⟨

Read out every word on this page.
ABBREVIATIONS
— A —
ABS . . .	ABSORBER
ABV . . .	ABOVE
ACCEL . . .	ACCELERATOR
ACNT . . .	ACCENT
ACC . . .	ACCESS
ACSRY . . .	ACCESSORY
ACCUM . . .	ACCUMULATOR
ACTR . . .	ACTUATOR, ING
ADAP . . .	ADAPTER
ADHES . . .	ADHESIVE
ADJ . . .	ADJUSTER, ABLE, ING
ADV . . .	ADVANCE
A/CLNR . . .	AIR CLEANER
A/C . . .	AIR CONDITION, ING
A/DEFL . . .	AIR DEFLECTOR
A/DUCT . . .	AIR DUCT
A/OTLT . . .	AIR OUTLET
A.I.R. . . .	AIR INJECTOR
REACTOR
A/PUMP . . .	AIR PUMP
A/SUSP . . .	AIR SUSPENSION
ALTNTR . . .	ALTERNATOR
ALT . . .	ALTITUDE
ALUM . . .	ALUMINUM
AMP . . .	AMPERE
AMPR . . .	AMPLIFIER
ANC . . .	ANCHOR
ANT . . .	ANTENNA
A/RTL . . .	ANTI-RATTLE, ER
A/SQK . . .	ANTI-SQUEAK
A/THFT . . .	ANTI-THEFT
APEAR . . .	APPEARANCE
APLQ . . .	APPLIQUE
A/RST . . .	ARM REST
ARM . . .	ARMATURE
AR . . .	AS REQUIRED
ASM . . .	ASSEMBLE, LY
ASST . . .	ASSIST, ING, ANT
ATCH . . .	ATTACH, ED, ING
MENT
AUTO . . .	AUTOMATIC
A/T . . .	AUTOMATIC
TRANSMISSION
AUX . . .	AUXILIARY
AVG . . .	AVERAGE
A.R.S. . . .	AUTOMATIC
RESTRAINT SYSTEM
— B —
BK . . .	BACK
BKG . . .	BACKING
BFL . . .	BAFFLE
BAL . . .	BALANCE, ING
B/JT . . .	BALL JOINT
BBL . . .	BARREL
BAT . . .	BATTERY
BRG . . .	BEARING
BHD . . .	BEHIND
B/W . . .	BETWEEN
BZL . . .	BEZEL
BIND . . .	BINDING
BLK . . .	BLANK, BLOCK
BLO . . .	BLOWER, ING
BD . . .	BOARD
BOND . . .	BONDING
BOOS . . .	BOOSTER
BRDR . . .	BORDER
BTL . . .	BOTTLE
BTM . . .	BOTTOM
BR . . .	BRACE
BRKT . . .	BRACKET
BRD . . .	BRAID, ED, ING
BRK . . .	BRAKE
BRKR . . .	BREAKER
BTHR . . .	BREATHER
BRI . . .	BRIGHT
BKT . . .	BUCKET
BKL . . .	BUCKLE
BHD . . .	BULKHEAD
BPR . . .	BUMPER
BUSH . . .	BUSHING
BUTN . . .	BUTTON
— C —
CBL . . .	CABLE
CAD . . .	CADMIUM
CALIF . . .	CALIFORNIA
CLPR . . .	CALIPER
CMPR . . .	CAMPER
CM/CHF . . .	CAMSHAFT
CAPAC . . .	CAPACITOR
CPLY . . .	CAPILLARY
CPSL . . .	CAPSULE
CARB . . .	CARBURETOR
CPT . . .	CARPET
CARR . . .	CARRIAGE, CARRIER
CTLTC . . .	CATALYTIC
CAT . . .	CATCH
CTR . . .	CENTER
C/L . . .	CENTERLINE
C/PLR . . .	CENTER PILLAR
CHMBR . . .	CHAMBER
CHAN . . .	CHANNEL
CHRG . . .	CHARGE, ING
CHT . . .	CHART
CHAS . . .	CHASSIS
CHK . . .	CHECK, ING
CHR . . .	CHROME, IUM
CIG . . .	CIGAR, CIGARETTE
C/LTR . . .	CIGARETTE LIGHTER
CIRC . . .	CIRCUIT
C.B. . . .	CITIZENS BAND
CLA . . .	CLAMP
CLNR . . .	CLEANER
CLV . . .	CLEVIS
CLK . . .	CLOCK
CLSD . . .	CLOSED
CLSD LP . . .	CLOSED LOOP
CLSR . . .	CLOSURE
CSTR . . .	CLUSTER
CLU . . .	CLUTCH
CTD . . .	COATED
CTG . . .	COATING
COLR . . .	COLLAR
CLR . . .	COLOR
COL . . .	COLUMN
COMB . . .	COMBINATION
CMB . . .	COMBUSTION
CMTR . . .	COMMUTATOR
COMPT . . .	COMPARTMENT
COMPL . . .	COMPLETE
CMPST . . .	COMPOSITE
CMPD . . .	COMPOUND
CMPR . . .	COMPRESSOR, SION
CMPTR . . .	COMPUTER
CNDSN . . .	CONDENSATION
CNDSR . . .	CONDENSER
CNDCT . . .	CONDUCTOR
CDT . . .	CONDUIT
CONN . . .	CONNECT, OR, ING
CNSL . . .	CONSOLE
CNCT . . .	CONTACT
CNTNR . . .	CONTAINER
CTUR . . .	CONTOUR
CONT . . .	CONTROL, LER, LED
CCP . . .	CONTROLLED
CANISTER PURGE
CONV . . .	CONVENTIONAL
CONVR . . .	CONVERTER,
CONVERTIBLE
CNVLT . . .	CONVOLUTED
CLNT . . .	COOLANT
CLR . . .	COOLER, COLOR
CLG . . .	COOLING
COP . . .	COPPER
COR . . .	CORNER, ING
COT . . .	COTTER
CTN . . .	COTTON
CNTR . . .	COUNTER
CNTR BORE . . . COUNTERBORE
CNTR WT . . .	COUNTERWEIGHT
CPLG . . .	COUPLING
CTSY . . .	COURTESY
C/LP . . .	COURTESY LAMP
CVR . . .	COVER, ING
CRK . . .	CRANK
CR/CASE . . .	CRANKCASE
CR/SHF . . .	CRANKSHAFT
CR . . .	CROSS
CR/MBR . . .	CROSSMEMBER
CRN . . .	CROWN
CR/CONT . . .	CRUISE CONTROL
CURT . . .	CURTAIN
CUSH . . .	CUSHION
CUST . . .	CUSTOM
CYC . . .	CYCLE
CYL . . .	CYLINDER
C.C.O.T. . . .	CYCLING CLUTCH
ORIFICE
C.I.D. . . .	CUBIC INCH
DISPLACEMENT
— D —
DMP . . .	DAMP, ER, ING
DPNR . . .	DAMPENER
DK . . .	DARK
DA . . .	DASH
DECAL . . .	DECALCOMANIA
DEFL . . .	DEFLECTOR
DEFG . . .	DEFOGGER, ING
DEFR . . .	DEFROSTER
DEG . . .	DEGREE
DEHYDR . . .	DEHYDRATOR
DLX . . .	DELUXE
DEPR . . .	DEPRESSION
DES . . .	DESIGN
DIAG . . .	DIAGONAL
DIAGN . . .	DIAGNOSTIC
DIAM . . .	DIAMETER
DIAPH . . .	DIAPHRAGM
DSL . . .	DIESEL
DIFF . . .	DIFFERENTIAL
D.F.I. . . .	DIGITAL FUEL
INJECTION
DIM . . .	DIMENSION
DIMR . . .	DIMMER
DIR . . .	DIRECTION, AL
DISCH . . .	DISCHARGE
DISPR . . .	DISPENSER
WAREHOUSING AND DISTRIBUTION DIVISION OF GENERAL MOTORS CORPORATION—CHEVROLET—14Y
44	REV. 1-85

⟩

Write out the material from the first line to the last, exactly.

Read out every word on this page.
ABBREVIATIONS
— A —
ABS . . .	ABSORBER
ABV . . .	ABOVE
ACCEL . . .	ACCELERATOR
ACNT . . .	ACCENT
ACC . . .	ACCESS
ACSRY . . .	ACCESSORY
ACCUM . . .	ACCUMULATOR
ACTR . . .	ACTUATOR, ING
ADAP . . .	ADAPTER
ADHES . . .	ADHESIVE
ADJ . . .	ADJUSTER, ABLE, ING
ADV . . .	ADVANCE
A/CLNR . . .	AIR CLEANER
A/C . . .	AIR CONDITION, ING
A/DEFL . . .	AIR DEFLECTOR
A/DUCT . . .	AIR DUCT
A/OTLT . . .	AIR OUTLET
A.I.R. . . .	AIR INJECTOR
REACTOR
A/PUMP . . .	AIR PUMP
A/SUSP . . .	AIR SUSPENSION
ALTNTR . . .	ALTERNATOR
ALT . . .	ALTITUDE
ALUM . . .	ALUMINUM
AMP . . .	AMPERE
AMPR . . .	AMPLIFIER
ANC . . .	ANCHOR
ANT . . .	ANTENNA
A/RTL . . .	ANTI-RATTLE, ER
A/SQK . . .	ANTI-SQUEAK
A/THFT . . .	ANTI-THEFT
APEAR . . .	APPEARANCE
APLQ . . .	APPLIQUE
A/RST . . .	ARM REST
ARM . . .	ARMATURE
AR . . .	AS REQUIRED
ASM . . .	ASSEMBLE, LY
ASST . . .	ASSIST, ING, ANT
ATCH . . .	ATTACH, ED, ING
MENT
AUTO . . .	AUTOMATIC
A/T . . .	AUTOMATIC
TRANSMISSION
AUX . . .	AUXILIARY
AVG . . .	AVERAGE
A.R.S. . . .	AUTOMATIC
RESTRAINT SYSTEM
— B —
BK . . .	BACK
BKG . . .	BACKING
BFL . . .	BAFFLE
BAL . . .	BALANCE, ING
B/JT . . .	BALL JOINT
BBL . . .	BARREL
BAT . . .	BATTERY
BRG . . .	BEARING
BHD . . .	BEHIND
B/W . . .	BETWEEN
BZL . . .	BEZEL
BIND . . .	BINDING
BLK . . .	BLANK, BLOCK
BLO . . .	BLOWER, ING
BD . . .	BOARD
BOND . . .	BONDING
BOOS . . .	BOOSTER
BRDR . . .	BORDER
BTL . . .	BOTTLE
BTM . . .	BOTTOM
BR . . .	BRACE
BRKT . . .	BRACKET
BRD . . .	BRAID, ED, ING
BRK . . .	BRAKE
BRKR . . .	BREAKER
BTHR . . .	BREATHER
BRI . . .	BRIGHT
BKT . . .	BUCKET
BKL . . .	BUCKLE
BHD . . .	BULKHEAD
BPR . . .	BUMPER
BUSH . . .	BUSHING
BUTN . . .	BUTTON
— C —
CBL . . .	CABLE
CAD . . .	CADMIUM
CALIF . . .	CALIFORNIA
CLPR . . .	CALIPER
CMPR . . .	CAMPER
CM/CHF . . .	CAMSHAFT
CAPAC . . .	CAPACITOR
CPLY . . .	CAPILLARY
CPSL . . .	CAPSULE
CARB . . .	CARBURETOR
CPT . . .	CARPET
CARR . . .	CARRIAGE, CARRIER
CTLTC . . .	CATALYTIC
CAT . . .	CATCH
CTR . . .	CENTER
C/L . . .	CENTERLINE
C/PLR . . .	CENTER PILLAR
CHMBR . . .	CHAMBER
CHAN . . .	CHANNEL
CHRG . . .	CHARGE, ING
CHT . . .	CHART
CHAS . . .	CHASSIS
CHK . . .	CHECK, ING
CHR . . .	CHROME, IUM
CIG . . .	CIGAR, CIGARETTE
C/LTR . . .	CIGARETTE LIGHTER
CIRC . . .	CIRCUIT
C.B. . . .	CITIZENS BAND
CLA . . .	CLAMP
CLNR . . .	CLEANER
CLV . . .	CLEVIS
CLK . . .	CLOCK
CLSD . . .	CLOSED
CLSD LP . . .	CLOSED LOOP
CLSR . . .	CLOSURE
CSTR . . .	CLUSTER
CLU . . .	CLUTCH
CTD . . .	COATED
CTG . . .	COATING
COLR . . .	COLLAR
CLR . . .	COLOR
COL . . .	COLUMN
COMB . . .	COMBINATION
CMB . . .	COMBUSTION
CMTR . . .	COMMUTATOR
COMPT . . .	COMPARTMENT
COMPL . . .	COMPLETE
CMPST . . .	COMPOSITE
CMPD . . .	COMPOUND
CMPR . . .	COMPRESSOR, SION
CMPTR . . .	COMPUTER
CNDSN . . .	CONDENSATION
CNDSR . . .	CONDENSER
CNDCT . . .	CONDUCTOR
CDT . . .	CONDUIT
CONN . . .	CONNECT, OR, ING
CNSL . . .	CONSOLE
CNCT . . .	CONTACT
CNTNR . . .	CONTAINER
CTUR . . .	CONTOUR
CONT . . .	CONTROL, LER, LED
CCP . . .	CONTROLLED
CANISTER PURGE
CONV . . .	CONVENTIONAL
CONVR . . .	CONVERTER,
CONVERTIBLE
CNVLT . . .	CONVOLUTED
CLNT . . .	COOLANT
CLR . . .	COOLER, COLOR
CLG . . .	COOLING
COP . . .	COPPER
COR . . .	CORNER, ING
COT . . .	COTTER
CTN . . .	COTTON
CNTR . . .	COUNTER
CNTR BORE . . . COUNTERBORE
CNTR WT . . .	COUNTERWEIGHT
CPLG . . .	COUPLING
CTSY . . .	COURTESY
C/LP . . .	COURTESY LAMP
CVR . . .	COVER, ING
CRK . . .	CRANK
CR/CASE . . .	CRANKCASE
CR/SHF . . .	CRANKSHAFT
CR . . .	CROSS
CR/MBR . . .	CROSSMEMBER
CRN . . .	CROWN
CR/CONT . . .	CRUISE CONTROL
CURT . . .	CURTAIN
CUSH . . .	CUSHION
CUST . . .	CUSTOM
CYC . . .	CYCLE
CYL . . .	CYLINDER
C.C.O.T. . . .	CYCLING CLUTCH
ORIFICE
C.I.D. . . .	CUBIC INCH
DISPLACEMENT
— D —
DMP . . .	DAMP, ER, ING
DPNR . . .	DAMPENER
DK . . .	DARK
DA . . .	DASH
DECAL . . .	DECALCOMANIA
DEFL . . .	DEFLECTOR
DEFG . . .	DEFOGGER, ING
DEFR . . .	DEFROSTER
DEG . . .	DEGREE
DEHYDR . . .	DEHYDRATOR
DLX . . .	DELUXE
DEPR . . .	DEPRESSION
DES . . .	DESIGN
DIAG . . .	DIAGONAL
DIAGN . . .	DIAGNOSTIC
DIAM . . .	DIAMETER
DIAPH . . .	DIAPHRAGM
DSL . . .	DIESEL
DIFF . . .	DIFFERENTIAL
D.F.I. . . .	DIGITAL FUEL
INJECTION
DIM . . .	DIMENSION
DIMR . . .	DIMMER
DIR . . .	DIRECTION, AL
DISCH . . .	DISCHARGE
DISPR . . .	DISPENSER
WAREHOUSING AND DISTRIBUTION DIVISION OF GENERAL MOTORS CORPORATION—CHEVROLET—14Y
44	REV. 1-85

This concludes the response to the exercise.